### Goal of the exercise
State how many lines contain "スポンサーリンク", and write nothing except that count.

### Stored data
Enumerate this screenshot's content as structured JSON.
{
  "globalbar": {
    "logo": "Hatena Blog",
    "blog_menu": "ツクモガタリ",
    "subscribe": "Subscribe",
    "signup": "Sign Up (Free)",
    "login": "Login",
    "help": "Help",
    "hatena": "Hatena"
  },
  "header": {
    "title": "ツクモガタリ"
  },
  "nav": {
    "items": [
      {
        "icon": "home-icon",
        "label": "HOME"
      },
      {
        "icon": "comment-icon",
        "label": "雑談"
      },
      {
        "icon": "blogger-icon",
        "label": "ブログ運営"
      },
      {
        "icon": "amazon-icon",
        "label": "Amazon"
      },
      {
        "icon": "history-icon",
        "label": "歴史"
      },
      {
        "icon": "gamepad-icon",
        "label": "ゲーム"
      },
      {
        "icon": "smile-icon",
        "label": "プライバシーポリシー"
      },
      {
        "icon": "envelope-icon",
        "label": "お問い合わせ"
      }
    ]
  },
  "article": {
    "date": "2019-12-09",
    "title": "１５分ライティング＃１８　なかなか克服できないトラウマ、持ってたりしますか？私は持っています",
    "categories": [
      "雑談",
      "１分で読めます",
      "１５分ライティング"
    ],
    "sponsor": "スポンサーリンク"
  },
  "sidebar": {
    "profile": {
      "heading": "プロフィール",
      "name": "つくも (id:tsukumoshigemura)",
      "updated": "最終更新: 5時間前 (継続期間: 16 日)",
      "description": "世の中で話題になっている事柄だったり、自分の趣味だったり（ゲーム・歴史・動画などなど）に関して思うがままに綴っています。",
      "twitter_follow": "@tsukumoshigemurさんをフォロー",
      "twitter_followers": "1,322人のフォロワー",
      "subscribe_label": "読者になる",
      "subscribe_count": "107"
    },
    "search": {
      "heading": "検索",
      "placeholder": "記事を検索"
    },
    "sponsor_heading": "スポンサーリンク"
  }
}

### Output of the task
2